> _Task details_
Tally the lines with the word "JSON" and report the number alone.

> _Material for this task_
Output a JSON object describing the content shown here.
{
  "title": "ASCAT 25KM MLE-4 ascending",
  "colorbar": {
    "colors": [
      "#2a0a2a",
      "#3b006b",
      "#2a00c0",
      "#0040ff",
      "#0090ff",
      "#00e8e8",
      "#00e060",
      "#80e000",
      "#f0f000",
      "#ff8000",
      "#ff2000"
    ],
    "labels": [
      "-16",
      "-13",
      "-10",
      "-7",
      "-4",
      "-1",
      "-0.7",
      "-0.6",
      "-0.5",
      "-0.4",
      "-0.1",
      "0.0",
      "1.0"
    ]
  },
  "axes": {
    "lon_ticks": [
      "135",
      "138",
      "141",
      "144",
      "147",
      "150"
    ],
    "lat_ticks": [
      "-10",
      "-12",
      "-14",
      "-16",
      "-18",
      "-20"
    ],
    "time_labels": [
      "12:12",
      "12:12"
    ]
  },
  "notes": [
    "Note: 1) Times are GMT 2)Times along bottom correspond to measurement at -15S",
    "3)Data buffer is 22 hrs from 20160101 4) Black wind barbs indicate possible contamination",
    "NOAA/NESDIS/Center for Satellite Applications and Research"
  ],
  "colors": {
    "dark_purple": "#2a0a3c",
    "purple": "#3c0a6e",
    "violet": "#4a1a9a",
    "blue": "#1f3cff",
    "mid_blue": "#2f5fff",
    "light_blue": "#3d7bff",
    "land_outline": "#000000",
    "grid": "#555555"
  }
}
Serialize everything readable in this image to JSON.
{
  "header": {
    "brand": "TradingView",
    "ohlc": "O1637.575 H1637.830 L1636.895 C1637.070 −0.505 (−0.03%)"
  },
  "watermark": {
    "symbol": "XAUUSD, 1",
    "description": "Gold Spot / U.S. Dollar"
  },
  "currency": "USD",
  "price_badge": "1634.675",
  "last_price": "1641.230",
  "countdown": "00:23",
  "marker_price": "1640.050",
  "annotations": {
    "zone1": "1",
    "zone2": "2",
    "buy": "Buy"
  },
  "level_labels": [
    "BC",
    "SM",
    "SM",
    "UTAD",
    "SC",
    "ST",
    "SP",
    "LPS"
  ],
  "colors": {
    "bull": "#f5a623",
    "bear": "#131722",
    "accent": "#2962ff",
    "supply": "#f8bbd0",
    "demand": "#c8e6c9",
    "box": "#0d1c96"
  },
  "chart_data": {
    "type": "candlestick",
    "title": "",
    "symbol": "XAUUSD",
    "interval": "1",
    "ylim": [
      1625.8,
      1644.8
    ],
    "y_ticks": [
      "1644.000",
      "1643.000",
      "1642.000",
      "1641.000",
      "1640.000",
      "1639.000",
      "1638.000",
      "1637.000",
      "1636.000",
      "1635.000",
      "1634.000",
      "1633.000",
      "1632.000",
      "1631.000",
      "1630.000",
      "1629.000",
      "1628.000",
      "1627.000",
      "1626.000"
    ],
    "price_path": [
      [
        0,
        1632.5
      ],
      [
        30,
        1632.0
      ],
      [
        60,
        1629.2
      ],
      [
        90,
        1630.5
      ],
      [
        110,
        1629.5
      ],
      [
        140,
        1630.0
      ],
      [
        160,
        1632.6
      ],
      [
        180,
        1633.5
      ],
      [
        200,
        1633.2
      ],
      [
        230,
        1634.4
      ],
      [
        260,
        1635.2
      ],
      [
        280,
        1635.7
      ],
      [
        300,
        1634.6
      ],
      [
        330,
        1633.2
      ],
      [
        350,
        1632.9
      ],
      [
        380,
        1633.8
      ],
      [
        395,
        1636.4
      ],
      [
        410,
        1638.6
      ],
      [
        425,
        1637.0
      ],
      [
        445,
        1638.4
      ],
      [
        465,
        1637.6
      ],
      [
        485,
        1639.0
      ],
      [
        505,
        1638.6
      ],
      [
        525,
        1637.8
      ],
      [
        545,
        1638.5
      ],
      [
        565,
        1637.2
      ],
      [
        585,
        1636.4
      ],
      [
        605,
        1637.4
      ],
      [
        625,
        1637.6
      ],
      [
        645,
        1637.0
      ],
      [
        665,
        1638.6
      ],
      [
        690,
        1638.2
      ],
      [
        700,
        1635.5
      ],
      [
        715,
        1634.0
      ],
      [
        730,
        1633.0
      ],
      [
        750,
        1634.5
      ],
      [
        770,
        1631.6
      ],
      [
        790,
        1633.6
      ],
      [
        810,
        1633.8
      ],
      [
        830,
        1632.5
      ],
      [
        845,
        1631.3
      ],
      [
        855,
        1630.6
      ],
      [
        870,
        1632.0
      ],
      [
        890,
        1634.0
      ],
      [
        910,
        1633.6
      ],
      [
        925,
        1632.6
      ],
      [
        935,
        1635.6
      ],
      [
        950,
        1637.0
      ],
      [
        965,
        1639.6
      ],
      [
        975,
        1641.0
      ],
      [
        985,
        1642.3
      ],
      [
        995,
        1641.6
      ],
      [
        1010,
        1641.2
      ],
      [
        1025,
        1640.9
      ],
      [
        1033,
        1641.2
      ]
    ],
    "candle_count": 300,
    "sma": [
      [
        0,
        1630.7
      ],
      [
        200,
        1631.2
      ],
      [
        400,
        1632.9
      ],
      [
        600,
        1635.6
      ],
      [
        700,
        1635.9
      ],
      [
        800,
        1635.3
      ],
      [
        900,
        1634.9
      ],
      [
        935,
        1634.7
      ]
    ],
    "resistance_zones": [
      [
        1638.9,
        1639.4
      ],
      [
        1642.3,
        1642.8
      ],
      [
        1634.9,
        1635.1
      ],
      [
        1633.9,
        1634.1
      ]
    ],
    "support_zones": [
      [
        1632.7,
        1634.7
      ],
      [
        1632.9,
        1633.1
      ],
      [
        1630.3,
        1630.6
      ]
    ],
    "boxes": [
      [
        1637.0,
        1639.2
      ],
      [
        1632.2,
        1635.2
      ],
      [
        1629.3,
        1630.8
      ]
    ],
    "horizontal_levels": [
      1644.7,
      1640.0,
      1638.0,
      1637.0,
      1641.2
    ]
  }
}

> _Answer for the task_
2